Start of Task input

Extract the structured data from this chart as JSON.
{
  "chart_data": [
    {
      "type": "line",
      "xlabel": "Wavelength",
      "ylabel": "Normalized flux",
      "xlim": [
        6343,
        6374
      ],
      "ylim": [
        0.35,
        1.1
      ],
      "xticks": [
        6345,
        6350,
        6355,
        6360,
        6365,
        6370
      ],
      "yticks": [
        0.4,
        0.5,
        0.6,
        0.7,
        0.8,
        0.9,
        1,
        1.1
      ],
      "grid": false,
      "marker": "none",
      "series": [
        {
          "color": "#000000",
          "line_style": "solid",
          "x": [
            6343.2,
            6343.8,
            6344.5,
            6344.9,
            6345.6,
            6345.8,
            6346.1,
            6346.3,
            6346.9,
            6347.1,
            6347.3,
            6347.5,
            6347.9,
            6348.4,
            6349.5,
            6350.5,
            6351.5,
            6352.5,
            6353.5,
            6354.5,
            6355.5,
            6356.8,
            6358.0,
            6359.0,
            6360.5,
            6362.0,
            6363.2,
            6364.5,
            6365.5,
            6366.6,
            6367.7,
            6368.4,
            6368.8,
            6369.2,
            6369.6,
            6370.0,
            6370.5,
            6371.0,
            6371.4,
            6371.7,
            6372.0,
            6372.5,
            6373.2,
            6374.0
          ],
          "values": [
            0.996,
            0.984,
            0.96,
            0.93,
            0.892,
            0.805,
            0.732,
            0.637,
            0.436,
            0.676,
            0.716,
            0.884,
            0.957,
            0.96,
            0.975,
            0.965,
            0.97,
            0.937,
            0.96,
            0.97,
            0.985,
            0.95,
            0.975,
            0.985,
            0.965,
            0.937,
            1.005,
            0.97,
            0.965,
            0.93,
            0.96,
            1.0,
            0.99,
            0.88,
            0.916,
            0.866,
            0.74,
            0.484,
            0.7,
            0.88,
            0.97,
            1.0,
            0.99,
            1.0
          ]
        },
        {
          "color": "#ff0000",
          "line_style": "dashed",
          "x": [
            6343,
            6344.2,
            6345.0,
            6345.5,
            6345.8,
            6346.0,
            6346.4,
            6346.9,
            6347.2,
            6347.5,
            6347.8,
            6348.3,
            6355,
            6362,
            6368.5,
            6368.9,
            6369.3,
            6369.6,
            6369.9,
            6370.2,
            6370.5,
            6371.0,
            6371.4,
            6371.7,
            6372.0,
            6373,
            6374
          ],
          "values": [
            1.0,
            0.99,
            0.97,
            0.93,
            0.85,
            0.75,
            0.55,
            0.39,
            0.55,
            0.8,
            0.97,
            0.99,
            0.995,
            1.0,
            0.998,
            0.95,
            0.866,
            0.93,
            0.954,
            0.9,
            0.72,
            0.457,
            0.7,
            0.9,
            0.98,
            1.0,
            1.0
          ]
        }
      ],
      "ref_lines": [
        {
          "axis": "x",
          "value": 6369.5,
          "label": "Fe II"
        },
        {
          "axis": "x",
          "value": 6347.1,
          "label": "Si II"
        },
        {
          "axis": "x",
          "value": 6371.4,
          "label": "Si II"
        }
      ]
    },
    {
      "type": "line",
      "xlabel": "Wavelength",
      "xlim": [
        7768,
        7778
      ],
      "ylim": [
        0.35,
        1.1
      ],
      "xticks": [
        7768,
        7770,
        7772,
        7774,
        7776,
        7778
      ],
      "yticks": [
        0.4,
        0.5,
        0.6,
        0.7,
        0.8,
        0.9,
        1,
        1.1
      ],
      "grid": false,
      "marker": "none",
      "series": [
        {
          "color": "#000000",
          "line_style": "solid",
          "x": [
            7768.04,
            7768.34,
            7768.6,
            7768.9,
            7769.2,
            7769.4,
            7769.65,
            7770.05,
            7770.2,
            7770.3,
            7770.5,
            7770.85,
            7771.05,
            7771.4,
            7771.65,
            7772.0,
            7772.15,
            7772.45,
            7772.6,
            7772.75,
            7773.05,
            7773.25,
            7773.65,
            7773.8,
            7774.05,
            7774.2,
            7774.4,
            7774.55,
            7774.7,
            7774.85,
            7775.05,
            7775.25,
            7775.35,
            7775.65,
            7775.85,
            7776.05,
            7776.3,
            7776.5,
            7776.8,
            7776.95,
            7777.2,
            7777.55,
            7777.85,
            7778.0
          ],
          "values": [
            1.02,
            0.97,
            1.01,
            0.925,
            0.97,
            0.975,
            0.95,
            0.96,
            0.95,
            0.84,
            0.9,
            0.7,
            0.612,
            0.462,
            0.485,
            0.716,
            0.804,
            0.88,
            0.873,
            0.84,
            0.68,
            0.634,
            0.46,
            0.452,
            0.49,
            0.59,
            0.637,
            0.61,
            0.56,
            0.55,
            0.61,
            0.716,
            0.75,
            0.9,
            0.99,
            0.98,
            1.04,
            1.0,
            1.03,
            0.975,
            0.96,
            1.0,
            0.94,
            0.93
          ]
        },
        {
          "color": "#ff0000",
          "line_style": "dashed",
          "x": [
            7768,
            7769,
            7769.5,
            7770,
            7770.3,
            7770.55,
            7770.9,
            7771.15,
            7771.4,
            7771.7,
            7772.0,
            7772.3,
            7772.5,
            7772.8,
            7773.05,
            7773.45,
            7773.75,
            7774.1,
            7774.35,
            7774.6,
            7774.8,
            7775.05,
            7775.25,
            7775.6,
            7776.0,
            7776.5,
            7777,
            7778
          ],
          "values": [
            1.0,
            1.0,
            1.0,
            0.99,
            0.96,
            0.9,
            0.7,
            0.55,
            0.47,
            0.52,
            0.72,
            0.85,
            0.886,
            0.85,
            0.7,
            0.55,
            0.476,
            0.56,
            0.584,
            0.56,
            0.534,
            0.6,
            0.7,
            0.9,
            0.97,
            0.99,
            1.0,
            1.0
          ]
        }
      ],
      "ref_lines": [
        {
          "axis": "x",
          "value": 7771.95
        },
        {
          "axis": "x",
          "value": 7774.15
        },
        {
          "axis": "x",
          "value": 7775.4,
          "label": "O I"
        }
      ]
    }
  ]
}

End of Task input

What is asked: The records above should be restated word for word, please.

Finished exercise:
Extract the structured data from this chart as JSON.
{
  "chart_data": [
    {
      "type": "line",
      "xlabel": "Wavelength",
      "ylabel": "Normalized flux",
      "xlim": [
        6343,
        6374
      ],
      "ylim": [
        0.35,
        1.1
      ],
      "xticks": [
        6345,
        6350,
        6355,
        6360,
        6365,
        6370
      ],
      "yticks": [
        0.4,
        0.5,
        0.6,
        0.7,
        0.8,
        0.9,
        1,
        1.1
      ],
      "grid": false,
      "marker": "none",
      "series": [
        {
          "color": "#000000",
          "line_style": "solid",
          "x": [
            6343.2,
            6343.8,
            6344.5,
            6344.9,
            6345.6,
            6345.8,
            6346.1,
            6346.3,
            6346.9,
            6347.1,
            6347.3,
            6347.5,
            6347.9,
            6348.4,
            6349.5,
            6350.5,
            6351.5,
            6352.5,
            6353.5,
            6354.5,
            6355.5,
            6356.8,
            6358.0,
            6359.0,
            6360.5,
            6362.0,
            6363.2,
            6364.5,
            6365.5,
            6366.6,
            6367.7,
            6368.4,
            6368.8,
            6369.2,
            6369.6,
            6370.0,
            6370.5,
            6371.0,
            6371.4,
            6371.7,
            6372.0,
            6372.5,
            6373.2,
            6374.0
          ],
          "values": [
            0.996,
            0.984,
            0.96,
            0.93,
            0.892,
            0.805,
            0.732,
            0.637,
            0.436,
            0.676,
            0.716,
            0.884,
            0.957,
            0.96,
            0.975,
            0.965,
            0.97,
            0.937,
            0.96,
            0.97,
            0.985,
            0.95,
            0.975,
            0.985,
            0.965,
            0.937,
            1.005,
            0.97,
            0.965,
            0.93,
            0.96,
            1.0,
            0.99,
            0.88,
            0.916,
            0.866,
            0.74,
            0.484,
            0.7,
            0.88,
            0.97,
            1.0,
            0.99,
            1.0
          ]
        },
        {
          "color": "#ff0000",
          "line_style": "dashed",
          "x": [
            6343,
            6344.2,
            6345.0,
            6345.5,
            6345.8,
            6346.0,
            6346.4,
            6346.9,
            6347.2,
            6347.5,
            6347.8,
            6348.3,
            6355,
            6362,
            6368.5,
            6368.9,
            6369.3,
            6369.6,
            6369.9,
            6370.2,
            6370.5,
            6371.0,
            6371.4,
            6371.7,
            6372.0,
            6373,
            6374
          ],
          "values": [
            1.0,
            0.99,
            0.97,
            0.93,
            0.85,
            0.75,
            0.55,
            0.39,
            0.55,
            0.8,
            0.97,
            0.99,
            0.995,
            1.0,
            0.998,
            0.95,
            0.866,
            0.93,
            0.954,
            0.9,
            0.72,
            0.457,
            0.7,
            0.9,
            0.98,
            1.0,
            1.0
          ]
        }
      ],
      "ref_lines": [
        {
          "axis": "x",
          "value": 6369.5,
          "label": "Fe II"
        },
        {
          "axis": "x",
          "value": 6347.1,
          "label": "Si II"
        },
        {
          "axis": "x",
          "value": 6371.4,
          "label": "Si II"
        }
      ]
    },
    {
      "type": "line",
      "xlabel": "Wavelength",
      "xlim": [
        7768,
        7778
      ],
      "ylim": [
        0.35,
        1.1
      ],
      "xticks": [
        7768,
        7770,
        7772,
        7774,
        7776,
        7778
      ],
      "yticks": [
        0.4,
        0.5,
        0.6,
        0.7,
        0.8,
        0.9,
        1,
        1.1
      ],
      "grid": false,
      "marker": "none",
      "series": [
        {
          "color": "#000000",
          "line_style": "solid",
          "x": [
            7768.04,
            7768.34,
            7768.6,
            7768.9,
            7769.2,
            7769.4,
            7769.65,
            7770.05,
            7770.2,
            7770.3,
            7770.5,
            7770.85,
            7771.05,
            7771.4,
            7771.65,
            7772.0,
            7772.15,
            7772.45,
            7772.6,
            7772.75,
            7773.05,
            7773.25,
            7773.65,
            7773.8,
            7774.05,
            7774.2,
            7774.4,
            7774.55,
            7774.7,
            7774.85,
            7775.05,
            7775.25,
            7775.35,
            7775.65,
            7775.85,
            7776.05,
            7776.3,
            7776.5,
            7776.8,
            7776.95,
            7777.2,
            7777.55,
            7777.85,
            7778.0
          ],
          "values": [
            1.02,
            0.97,
            1.01,
            0.925,
            0.97,
            0.975,
            0.95,
            0.96,
            0.95,
            0.84,
            0.9,
            0.7,
            0.612,
            0.462,
            0.485,
            0.716,
            0.804,
            0.88,
            0.873,
            0.84,
            0.68,
            0.634,
            0.46,
            0.452,
            0.49,
            0.59,
            0.637,
            0.61,
            0.56,
            0.55,
            0.61,
            0.716,
            0.75,
            0.9,
            0.99,
            0.98,
            1.04,
            1.0,
            1.03,
            0.975,
            0.96,
            1.0,
            0.94,
            0.93
          ]
        },
        {
          "color": "#ff0000",
          "line_style": "dashed",
          "x": [
            7768,
            7769,
            7769.5,
            7770,
            7770.3,
            7770.55,
            7770.9,
            7771.15,
            7771.4,
            7771.7,
            7772.0,
            7772.3,
            7772.5,
            7772.8,
            7773.05,
            7773.45,
            7773.75,
            7774.1,
            7774.35,
            7774.6,
            7774.8,
            7775.05,
            7775.25,
            7775.6,
            7776.0,
            7776.5,
            7777,
            7778
          ],
          "values": [
            1.0,
            1.0,
            1.0,
            0.99,
            0.96,
            0.9,
            0.7,
            0.55,
            0.47,
            0.52,
            0.72,
            0.85,
            0.886,
            0.85,
            0.7,
            0.55,
            0.476,
            0.56,
            0.584,
            0.56,
            0.534,
            0.6,
            0.7,
            0.9,
            0.97,
            0.99,
            1.0,
            1.0
          ]
        }
      ],
      "ref_lines": [
        {
          "axis": "x",
          "value": 7771.95
        },
        {
          "axis": "x",
          "value": 7774.15
        },
        {
          "axis": "x",
          "value": 7775.4,
          "label": "O I"
        }
      ]
    }
  ]
}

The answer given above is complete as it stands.